**What you need to do:** Copy every line from the records that holds the word "marker".

**Input:**
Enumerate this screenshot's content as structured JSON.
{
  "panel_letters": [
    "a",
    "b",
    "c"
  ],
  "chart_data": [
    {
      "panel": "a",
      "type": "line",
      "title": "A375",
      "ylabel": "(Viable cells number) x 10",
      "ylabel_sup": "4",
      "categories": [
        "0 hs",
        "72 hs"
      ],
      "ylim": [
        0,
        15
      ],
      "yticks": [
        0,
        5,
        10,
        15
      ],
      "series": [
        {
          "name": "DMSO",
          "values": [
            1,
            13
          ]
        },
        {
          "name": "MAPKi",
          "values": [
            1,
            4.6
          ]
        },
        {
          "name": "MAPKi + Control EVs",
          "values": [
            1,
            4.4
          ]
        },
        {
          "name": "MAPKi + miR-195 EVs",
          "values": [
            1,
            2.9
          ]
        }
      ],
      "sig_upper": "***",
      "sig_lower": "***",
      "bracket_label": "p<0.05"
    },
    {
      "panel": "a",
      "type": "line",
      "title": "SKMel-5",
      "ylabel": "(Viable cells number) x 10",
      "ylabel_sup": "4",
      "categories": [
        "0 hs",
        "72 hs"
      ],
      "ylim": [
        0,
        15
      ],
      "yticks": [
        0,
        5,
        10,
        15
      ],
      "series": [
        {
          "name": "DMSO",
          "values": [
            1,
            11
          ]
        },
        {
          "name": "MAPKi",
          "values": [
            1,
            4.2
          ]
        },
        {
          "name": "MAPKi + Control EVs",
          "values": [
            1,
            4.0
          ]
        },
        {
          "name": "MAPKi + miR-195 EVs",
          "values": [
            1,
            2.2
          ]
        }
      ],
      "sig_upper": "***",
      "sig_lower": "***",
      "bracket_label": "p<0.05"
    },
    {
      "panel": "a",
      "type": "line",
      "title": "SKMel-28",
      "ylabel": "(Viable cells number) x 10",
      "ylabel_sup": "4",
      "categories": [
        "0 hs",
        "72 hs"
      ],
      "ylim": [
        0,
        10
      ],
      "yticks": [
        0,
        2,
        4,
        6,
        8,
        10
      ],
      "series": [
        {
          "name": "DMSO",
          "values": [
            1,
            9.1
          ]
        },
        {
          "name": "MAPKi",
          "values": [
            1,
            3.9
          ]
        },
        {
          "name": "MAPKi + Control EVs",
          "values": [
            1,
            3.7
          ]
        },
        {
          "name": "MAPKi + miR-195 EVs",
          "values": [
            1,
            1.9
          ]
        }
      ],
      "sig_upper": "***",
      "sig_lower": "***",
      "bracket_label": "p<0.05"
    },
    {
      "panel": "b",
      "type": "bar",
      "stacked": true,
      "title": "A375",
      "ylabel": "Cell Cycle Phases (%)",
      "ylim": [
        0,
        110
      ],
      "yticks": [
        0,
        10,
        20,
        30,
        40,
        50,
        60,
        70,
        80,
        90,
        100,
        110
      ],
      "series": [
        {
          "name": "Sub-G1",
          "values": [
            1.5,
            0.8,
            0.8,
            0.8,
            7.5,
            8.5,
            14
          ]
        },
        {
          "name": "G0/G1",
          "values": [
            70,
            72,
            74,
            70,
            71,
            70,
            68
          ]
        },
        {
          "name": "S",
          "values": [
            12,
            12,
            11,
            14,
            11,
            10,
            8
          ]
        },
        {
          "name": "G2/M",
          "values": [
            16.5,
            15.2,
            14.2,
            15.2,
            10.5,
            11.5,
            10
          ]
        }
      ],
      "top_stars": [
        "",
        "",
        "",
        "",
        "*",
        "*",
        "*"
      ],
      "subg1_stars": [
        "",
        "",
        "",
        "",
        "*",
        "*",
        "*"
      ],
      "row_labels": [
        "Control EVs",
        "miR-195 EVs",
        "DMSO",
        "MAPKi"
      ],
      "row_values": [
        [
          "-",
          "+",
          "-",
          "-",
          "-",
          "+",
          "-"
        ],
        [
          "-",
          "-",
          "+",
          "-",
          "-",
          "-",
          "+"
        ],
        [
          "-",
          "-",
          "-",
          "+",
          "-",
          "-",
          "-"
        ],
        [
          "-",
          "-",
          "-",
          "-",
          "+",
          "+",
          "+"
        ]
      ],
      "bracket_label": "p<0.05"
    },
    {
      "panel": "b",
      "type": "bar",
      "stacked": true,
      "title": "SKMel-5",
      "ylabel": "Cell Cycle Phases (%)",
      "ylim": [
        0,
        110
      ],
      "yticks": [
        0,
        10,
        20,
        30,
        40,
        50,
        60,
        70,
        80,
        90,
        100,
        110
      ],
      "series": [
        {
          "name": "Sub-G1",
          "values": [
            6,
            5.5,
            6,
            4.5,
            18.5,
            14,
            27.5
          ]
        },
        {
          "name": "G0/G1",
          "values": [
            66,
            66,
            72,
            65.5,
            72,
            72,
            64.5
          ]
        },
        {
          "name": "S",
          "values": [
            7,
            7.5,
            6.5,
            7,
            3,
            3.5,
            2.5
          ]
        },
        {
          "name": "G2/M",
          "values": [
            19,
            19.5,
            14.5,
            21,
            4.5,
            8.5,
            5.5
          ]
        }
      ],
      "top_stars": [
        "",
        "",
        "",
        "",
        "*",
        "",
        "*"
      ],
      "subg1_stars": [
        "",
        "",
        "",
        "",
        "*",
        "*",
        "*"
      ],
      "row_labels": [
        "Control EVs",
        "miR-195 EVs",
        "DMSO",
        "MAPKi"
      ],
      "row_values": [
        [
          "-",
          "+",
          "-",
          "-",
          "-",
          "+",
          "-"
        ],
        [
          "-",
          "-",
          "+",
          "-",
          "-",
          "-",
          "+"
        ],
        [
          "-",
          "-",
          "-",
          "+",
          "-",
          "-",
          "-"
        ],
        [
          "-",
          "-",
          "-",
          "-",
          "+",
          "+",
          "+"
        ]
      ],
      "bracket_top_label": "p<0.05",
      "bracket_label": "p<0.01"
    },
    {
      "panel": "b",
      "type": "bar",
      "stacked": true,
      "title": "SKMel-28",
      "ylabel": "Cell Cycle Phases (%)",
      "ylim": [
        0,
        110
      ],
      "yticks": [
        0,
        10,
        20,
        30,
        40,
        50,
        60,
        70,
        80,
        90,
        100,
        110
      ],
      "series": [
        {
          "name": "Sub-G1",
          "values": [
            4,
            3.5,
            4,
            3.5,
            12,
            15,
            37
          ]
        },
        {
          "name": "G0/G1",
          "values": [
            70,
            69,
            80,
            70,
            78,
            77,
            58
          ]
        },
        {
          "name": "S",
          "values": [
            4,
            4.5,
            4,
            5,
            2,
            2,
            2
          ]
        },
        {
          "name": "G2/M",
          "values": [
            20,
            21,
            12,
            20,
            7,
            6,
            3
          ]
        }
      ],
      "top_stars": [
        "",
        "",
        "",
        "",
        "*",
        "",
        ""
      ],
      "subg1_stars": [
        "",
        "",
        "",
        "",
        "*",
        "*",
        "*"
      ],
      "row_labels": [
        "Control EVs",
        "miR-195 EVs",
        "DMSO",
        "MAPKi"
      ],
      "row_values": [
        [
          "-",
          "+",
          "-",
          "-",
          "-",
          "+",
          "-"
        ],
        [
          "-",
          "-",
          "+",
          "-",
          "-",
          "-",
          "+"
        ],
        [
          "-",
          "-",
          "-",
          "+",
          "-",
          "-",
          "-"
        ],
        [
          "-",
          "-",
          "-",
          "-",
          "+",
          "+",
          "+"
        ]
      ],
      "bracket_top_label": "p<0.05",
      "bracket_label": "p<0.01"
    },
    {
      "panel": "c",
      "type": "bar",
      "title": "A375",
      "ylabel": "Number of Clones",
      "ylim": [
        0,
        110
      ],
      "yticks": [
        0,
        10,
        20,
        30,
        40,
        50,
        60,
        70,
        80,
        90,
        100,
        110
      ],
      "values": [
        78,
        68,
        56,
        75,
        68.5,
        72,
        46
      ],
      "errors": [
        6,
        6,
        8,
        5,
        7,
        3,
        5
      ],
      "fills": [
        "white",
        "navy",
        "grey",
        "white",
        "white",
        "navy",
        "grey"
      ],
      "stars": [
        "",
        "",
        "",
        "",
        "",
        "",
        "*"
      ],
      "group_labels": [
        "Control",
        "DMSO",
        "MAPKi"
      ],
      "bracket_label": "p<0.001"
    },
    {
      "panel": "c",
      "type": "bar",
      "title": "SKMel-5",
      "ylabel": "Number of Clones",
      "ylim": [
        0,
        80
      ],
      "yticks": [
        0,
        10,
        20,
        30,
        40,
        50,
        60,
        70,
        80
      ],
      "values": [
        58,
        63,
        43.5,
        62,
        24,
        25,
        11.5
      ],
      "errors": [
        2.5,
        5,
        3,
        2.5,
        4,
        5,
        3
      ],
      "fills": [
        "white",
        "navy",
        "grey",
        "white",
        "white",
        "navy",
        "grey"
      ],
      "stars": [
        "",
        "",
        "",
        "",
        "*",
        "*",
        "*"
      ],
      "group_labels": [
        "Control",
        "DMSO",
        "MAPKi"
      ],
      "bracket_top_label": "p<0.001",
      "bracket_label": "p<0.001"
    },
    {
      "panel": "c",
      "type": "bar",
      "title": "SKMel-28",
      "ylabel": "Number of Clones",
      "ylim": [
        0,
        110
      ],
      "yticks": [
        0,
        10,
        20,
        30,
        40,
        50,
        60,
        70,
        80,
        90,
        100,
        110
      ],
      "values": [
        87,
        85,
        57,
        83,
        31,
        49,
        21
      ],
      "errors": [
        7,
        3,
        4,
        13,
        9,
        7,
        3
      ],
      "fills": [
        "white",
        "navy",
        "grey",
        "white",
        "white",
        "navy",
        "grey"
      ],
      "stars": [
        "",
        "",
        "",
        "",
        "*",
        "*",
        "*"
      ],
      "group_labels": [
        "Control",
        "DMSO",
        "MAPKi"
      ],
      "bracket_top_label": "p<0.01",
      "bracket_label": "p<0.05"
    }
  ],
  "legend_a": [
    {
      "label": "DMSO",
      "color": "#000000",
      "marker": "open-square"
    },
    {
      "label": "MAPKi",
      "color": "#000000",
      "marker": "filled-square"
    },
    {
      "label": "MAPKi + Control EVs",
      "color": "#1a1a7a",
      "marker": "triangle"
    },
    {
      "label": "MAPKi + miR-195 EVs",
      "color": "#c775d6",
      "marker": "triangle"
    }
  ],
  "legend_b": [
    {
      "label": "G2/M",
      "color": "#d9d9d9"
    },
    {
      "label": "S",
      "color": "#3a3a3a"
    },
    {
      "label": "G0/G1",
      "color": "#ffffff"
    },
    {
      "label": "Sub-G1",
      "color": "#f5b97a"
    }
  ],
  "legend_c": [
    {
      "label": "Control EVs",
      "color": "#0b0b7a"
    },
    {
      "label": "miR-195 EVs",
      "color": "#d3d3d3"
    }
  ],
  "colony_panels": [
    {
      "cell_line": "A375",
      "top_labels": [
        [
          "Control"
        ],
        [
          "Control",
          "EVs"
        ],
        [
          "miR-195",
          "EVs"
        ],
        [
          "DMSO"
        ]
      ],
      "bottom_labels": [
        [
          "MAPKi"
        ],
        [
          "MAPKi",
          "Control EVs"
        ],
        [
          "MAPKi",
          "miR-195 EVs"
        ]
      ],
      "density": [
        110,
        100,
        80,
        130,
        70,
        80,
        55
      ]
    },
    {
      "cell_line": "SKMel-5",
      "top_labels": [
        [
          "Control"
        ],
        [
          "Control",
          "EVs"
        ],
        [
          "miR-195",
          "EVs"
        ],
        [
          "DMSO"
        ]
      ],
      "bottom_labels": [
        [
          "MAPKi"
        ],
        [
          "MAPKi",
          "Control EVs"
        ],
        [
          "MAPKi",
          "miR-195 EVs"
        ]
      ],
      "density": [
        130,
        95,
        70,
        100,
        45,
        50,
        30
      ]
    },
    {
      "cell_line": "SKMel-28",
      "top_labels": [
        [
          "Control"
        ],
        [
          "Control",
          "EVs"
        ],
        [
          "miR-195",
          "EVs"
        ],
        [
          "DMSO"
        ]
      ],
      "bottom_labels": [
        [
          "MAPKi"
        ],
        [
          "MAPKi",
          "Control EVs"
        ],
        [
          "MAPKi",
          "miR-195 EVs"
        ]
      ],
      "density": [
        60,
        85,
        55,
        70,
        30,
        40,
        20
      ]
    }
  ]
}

**Expected answer:**
      "marker": "open-square"
      "marker": "filled-square"
      "marker": "triangle"
      "marker": "triangle"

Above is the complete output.